### Task requirements
Set down the material once more, exactly as it appears.
* Start Material for this task *
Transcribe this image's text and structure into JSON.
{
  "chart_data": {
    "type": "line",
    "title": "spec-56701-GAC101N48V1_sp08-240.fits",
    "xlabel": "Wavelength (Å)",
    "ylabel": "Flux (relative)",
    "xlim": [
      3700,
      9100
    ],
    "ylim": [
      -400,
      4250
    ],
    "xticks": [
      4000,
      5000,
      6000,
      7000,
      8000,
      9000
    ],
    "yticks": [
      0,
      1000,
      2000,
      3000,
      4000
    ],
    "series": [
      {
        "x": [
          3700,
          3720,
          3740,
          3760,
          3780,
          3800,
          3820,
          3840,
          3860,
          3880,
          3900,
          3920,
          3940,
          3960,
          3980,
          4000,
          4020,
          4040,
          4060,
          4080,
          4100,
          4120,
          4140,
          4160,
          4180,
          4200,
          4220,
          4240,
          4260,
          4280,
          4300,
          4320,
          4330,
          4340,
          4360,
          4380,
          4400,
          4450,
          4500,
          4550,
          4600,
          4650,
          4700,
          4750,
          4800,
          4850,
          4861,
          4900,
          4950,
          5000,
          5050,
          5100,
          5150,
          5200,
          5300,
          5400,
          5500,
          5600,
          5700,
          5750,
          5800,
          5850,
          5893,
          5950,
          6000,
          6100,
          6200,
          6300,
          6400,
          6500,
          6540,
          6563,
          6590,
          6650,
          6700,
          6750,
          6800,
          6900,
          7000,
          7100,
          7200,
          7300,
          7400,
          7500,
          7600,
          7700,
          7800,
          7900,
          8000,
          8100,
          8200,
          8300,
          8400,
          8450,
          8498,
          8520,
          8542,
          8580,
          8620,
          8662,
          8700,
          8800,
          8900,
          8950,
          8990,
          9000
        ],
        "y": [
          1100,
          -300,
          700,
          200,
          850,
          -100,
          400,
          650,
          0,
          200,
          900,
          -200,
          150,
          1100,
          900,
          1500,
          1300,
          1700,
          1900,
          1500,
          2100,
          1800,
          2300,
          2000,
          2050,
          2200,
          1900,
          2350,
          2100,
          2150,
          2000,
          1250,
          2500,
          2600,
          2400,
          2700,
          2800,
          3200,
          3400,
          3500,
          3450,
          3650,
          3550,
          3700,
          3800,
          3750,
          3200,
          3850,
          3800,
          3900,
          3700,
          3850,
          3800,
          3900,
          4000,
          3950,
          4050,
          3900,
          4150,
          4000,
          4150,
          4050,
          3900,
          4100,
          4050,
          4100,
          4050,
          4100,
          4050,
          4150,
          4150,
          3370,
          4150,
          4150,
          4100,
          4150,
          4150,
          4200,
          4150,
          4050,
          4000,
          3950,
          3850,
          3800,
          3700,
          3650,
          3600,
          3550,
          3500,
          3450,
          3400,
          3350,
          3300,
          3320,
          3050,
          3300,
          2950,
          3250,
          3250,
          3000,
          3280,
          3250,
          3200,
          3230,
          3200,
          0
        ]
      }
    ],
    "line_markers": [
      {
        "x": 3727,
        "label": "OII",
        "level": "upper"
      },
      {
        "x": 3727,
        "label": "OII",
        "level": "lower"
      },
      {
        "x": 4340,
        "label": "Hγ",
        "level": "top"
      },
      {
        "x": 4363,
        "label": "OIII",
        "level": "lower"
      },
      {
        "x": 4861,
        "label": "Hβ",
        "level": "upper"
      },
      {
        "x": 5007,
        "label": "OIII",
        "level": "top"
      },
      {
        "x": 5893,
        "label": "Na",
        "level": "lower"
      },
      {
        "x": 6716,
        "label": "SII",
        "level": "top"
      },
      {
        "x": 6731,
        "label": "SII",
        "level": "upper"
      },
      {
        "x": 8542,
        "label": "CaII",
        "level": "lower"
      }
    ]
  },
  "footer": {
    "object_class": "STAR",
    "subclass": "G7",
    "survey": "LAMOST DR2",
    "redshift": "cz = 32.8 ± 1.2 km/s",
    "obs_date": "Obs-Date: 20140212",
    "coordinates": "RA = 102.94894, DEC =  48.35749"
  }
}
* End Material for this task *
### Task output
Transcribe this image's text and structure into JSON.
{
  "chart_data": {
    "type": "line",
    "title": "spec-56701-GAC101N48V1_sp08-240.fits",
    "xlabel": "Wavelength (Å)",
    "ylabel": "Flux (relative)",
    "xlim": [
      3700,
      9100
    ],
    "ylim": [
      -400,
      4250
    ],
    "xticks": [
      4000,
      5000,
      6000,
      7000,
      8000,
      9000
    ],
    "yticks": [
      0,
      1000,
      2000,
      3000,
      4000
    ],
    "series": [
      {
        "x": [
          3700,
          3720,
          3740,
          3760,
          3780,
          3800,
          3820,
          3840,
          3860,
          3880,
          3900,
          3920,
          3940,
          3960,
          3980,
          4000,
          4020,
          4040,
          4060,
          4080,
          4100,
          4120,
          4140,
          4160,
          4180,
          4200,
          4220,
          4240,
          4260,
          4280,
          4300,
          4320,
          4330,
          4340,
          4360,
          4380,
          4400,
          4450,
          4500,
          4550,
          4600,
          4650,
          4700,
          4750,
          4800,
          4850,
          4861,
          4900,
          4950,
          5000,
          5050,
          5100,
          5150,
          5200,
          5300,
          5400,
          5500,
          5600,
          5700,
          5750,
          5800,
          5850,
          5893,
          5950,
          6000,
          6100,
          6200,
          6300,
          6400,
          6500,
          6540,
          6563,
          6590,
          6650,
          6700,
          6750,
          6800,
          6900,
          7000,
          7100,
          7200,
          7300,
          7400,
          7500,
          7600,
          7700,
          7800,
          7900,
          8000,
          8100,
          8200,
          8300,
          8400,
          8450,
          8498,
          8520,
          8542,
          8580,
          8620,
          8662,
          8700,
          8800,
          8900,
          8950,
          8990,
          9000
        ],
        "y": [
          1100,
          -300,
          700,
          200,
          850,
          -100,
          400,
          650,
          0,
          200,
          900,
          -200,
          150,
          1100,
          900,
          1500,
          1300,
          1700,
          1900,
          1500,
          2100,
          1800,
          2300,
          2000,
          2050,
          2200,
          1900,
          2350,
          2100,
          2150,
          2000,
          1250,
          2500,
          2600,
          2400,
          2700,
          2800,
          3200,
          3400,
          3500,
          3450,
          3650,
          3550,
          3700,
          3800,
          3750,
          3200,
          3850,
          3800,
          3900,
          3700,
          3850,
          3800,
          3900,
          4000,
          3950,
          4050,
          3900,
          4150,
          4000,
          4150,
          4050,
          3900,
          4100,
          4050,
          4100,
          4050,
          4100,
          4050,
          4150,
          4150,
          3370,
          4150,
          4150,
          4100,
          4150,
          4150,
          4200,
          4150,
          4050,
          4000,
          3950,
          3850,
          3800,
          3700,
          3650,
          3600,
          3550,
          3500,
          3450,
          3400,
          3350,
          3300,
          3320,
          3050,
          3300,
          2950,
          3250,
          3250,
          3000,
          3280,
          3250,
          3200,
          3230,
          3200,
          0
        ]
      }
    ],
    "line_markers": [
      {
        "x": 3727,
        "label": "OII",
        "level": "upper"
      },
      {
        "x": 3727,
        "label": "OII",
        "level": "lower"
      },
      {
        "x": 4340,
        "label": "Hγ",
        "level": "top"
      },
      {
        "x": 4363,
        "label": "OIII",
        "level": "lower"
      },
      {
        "x": 4861,
        "label": "Hβ",
        "level": "upper"
      },
      {
        "x": 5007,
        "label": "OIII",
        "level": "top"
      },
      {
        "x": 5893,
        "label": "Na",
        "level": "lower"
      },
      {
        "x": 6716,
        "label": "SII",
        "level": "top"
      },
      {
        "x": 6731,
        "label": "SII",
        "level": "upper"
      },
      {
        "x": 8542,
        "label": "CaII",
        "level": "lower"
      }
    ]
  },
  "footer": {
    "object_class": "STAR",
    "subclass": "G7",
    "survey": "LAMOST DR2",
    "redshift": "cz = 32.8 ± 1.2 km/s",
    "obs_date": "Obs-Date: 20140212",
    "coordinates": "RA = 102.94894, DEC =  48.35749"
  }
}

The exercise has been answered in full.